## START

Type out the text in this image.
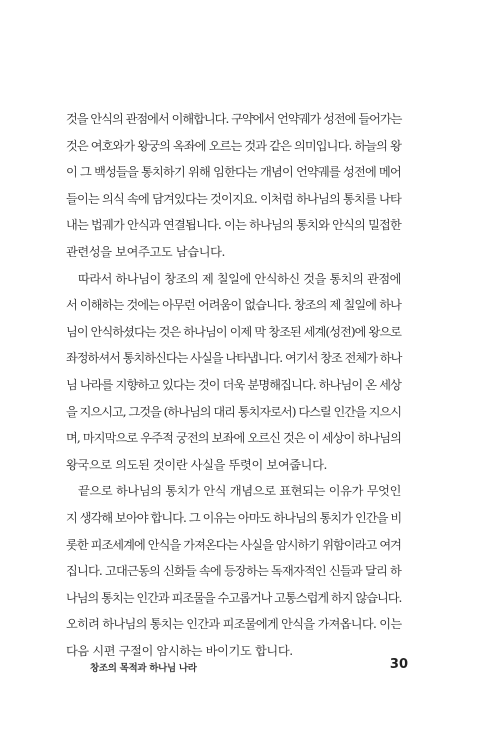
것을 안식의 관점에서 이해합니다. 구약에서 언약궤가 성전에 들어가는
것은 여호와가 왕궁의 옥좌에 오르는 것과 같은 의미입니다. 하늘의 왕
이 그 백성들을 통치하기 위해 임한다는 개념이 언약궤를 성전에 메어
들이는 의식 속에 담겨있다는 것이지요. 이처럼 하나님의 통치를 나타
내는 법궤가 안식과 연결됩니다. 이는 하나님의 통치와 안식의 밀접한
관련성을 보여주고도 남습니다.

따라서 하나님이 창조의 제 칠일에 안식하신 것을 통치의 관점에
서 이해하는 것에는 아무런 어려움이 없습니다. 창조의 제 칠일에 하나
님이 안식하셨다는 것은 하나님이 이제 막 창조된 세계(성전)에 왕으로
좌정하셔서 통치하신다는 사실을 나타냅니다. 여기서 창조 전체가 하나
님 나라를 지향하고 있다는 것이 더욱 분명해집니다. 하나님이 온 세상
을 지으시고, 그것을 (하나님의 대리 통치자로서) 다스릴 인간을 지으시
며, 마지막으로 우주적 궁전의 보좌에 오르신 것은 이 세상이 하나님의
왕국으로 의도된 것이란 사실을 뚜렷이 보여줍니다.

끝으로 하나님의 통치가 안식 개념으로 표현되는 이유가 무엇인
지 생각해 보아야 합니다. 그 이유는 아마도 하나님의 통치가 인간을 비
롯한 피조세계에 안식을 가져온다는 사실을 암시하기 위함이라고 여겨
집니다. 고대근동의 신화들 속에 등장하는 독재자적인 신들과 달리 하
나님의 통치는 인간과 피조물을 수고롭거나 고통스럽게 하지 않습니다.
오히려 하나님의 통치는 인간과 피조물에게 안식을 가져옵니다. 이는
다음 시편 구절이 암시하는 바이기도 합니다.

창조의 목적과 하나님 나라	30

## END

Given instruction →
Reproduce the entries above without change, omitting all pictures.

Answer →
Type out the text in this image.
것을 안식의 관점에서 이해합니다. 구약에서 언약궤가 성전에 들어가는
것은 여호와가 왕궁의 옥좌에 오르는 것과 같은 의미입니다. 하늘의 왕
이 그 백성들을 통치하기 위해 임한다는 개념이 언약궤를 성전에 메어
들이는 의식 속에 담겨있다는 것이지요. 이처럼 하나님의 통치를 나타
내는 법궤가 안식과 연결됩니다. 이는 하나님의 통치와 안식의 밀접한
관련성을 보여주고도 남습니다.

따라서 하나님이 창조의 제 칠일에 안식하신 것을 통치의 관점에
서 이해하는 것에는 아무런 어려움이 없습니다. 창조의 제 칠일에 하나
님이 안식하셨다는 것은 하나님이 이제 막 창조된 세계(성전)에 왕으로
좌정하셔서 통치하신다는 사실을 나타냅니다. 여기서 창조 전체가 하나
님 나라를 지향하고 있다는 것이 더욱 분명해집니다. 하나님이 온 세상
을 지으시고, 그것을 (하나님의 대리 통치자로서) 다스릴 인간을 지으시
며, 마지막으로 우주적 궁전의 보좌에 오르신 것은 이 세상이 하나님의
왕국으로 의도된 것이란 사실을 뚜렷이 보여줍니다.

끝으로 하나님의 통치가 안식 개념으로 표현되는 이유가 무엇인
지 생각해 보아야 합니다. 그 이유는 아마도 하나님의 통치가 인간을 비
롯한 피조세계에 안식을 가져온다는 사실을 암시하기 위함이라고 여겨
집니다. 고대근동의 신화들 속에 등장하는 독재자적인 신들과 달리 하
나님의 통치는 인간과 피조물을 수고롭거나 고통스럽게 하지 않습니다.
오히려 하나님의 통치는 인간과 피조물에게 안식을 가져옵니다. 이는
다음 시편 구절이 암시하는 바이기도 합니다.

창조의 목적과 하나님 나라	30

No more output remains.